Every record that follows must be duplicated exactly, with images left out.

(Collected data entries)
<<<<
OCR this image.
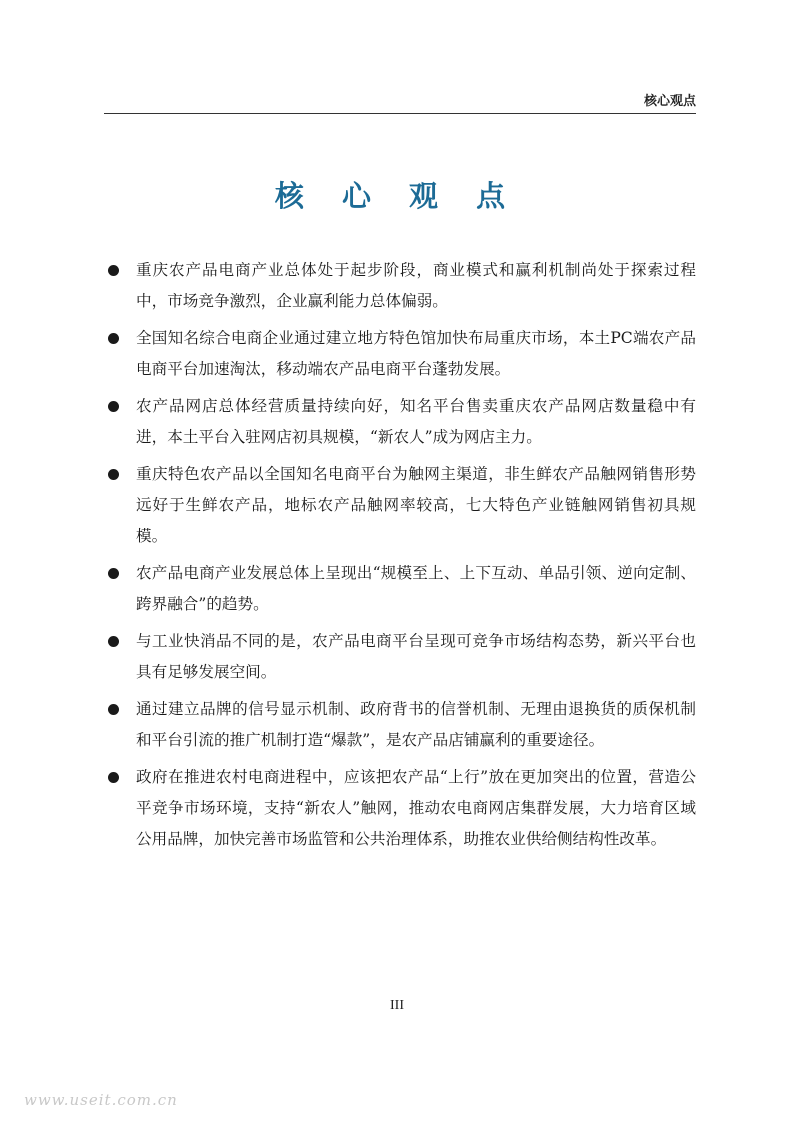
核心观点
核 心 观 点
重庆农产品电商产业总体处于起步阶段，商业模式和赢利机制尚处于探索过程中，市场竞争激烈，企业赢利能力总体偏弱。
全国知名综合电商企业通过建立地方特色馆加快布局重庆市场，本土PC端农产品电商平台加速淘汰，移动端农产品电商平台蓬勃发展。
农产品网店总体经营质量持续向好，知名平台售卖重庆农产品网店数量稳中有进，本土平台入驻网店初具规模，“新农人”成为网店主力。
重庆特色农产品以全国知名电商平台为触网主渠道，非生鲜农产品触网销售形势远好于生鲜农产品，地标农产品触网率较高，七大特色产业链触网销售初具规模。
农产品电商产业发展总体上呈现出“规模至上、上下互动、单品引领、逆向定制、跨界融合”的趋势。
与工业快消品不同的是，农产品电商平台呈现可竞争市场结构态势，新兴平台也具有足够发展空间。
通过建立品牌的信号显示机制、政府背书的信誉机制、无理由退换货的质保机制和平台引流的推广机制打造“爆款”，是农产品店铺赢利的重要途径。
政府在推进农村电商进程中，应该把农产品“上行”放在更加突出的位置，营造公平竞争市场环境，支持“新农人”触网，推动农电商网店集群发展，大力培育区域公用品牌，加快完善市场监管和公共治理体系，助推农业供给侧结构性改革。
III
www.useit.com.cn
>>>>
Solution:
OCR this image.
核心观点
核 心 观 点
重庆农产品电商产业总体处于起步阶段，商业模式和赢利机制尚处于探索过程中，市场竞争激烈，企业赢利能力总体偏弱。
全国知名综合电商企业通过建立地方特色馆加快布局重庆市场，本土PC端农产品电商平台加速淘汰，移动端农产品电商平台蓬勃发展。
农产品网店总体经营质量持续向好，知名平台售卖重庆农产品网店数量稳中有进，本土平台入驻网店初具规模，“新农人”成为网店主力。
重庆特色农产品以全国知名电商平台为触网主渠道，非生鲜农产品触网销售形势远好于生鲜农产品，地标农产品触网率较高，七大特色产业链触网销售初具规模。
农产品电商产业发展总体上呈现出“规模至上、上下互动、单品引领、逆向定制、跨界融合”的趋势。
与工业快消品不同的是，农产品电商平台呈现可竞争市场结构态势，新兴平台也具有足够发展空间。
通过建立品牌的信号显示机制、政府背书的信誉机制、无理由退换货的质保机制和平台引流的推广机制打造“爆款”，是农产品店铺赢利的重要途径。
政府在推进农村电商进程中，应该把农产品“上行”放在更加突出的位置，营造公平竞争市场环境，支持“新农人”触网，推动农电商网店集群发展，大力培育区域公用品牌，加快完善市场监管和公共治理体系，助推农业供给侧结构性改革。
III
www.useit.com.cn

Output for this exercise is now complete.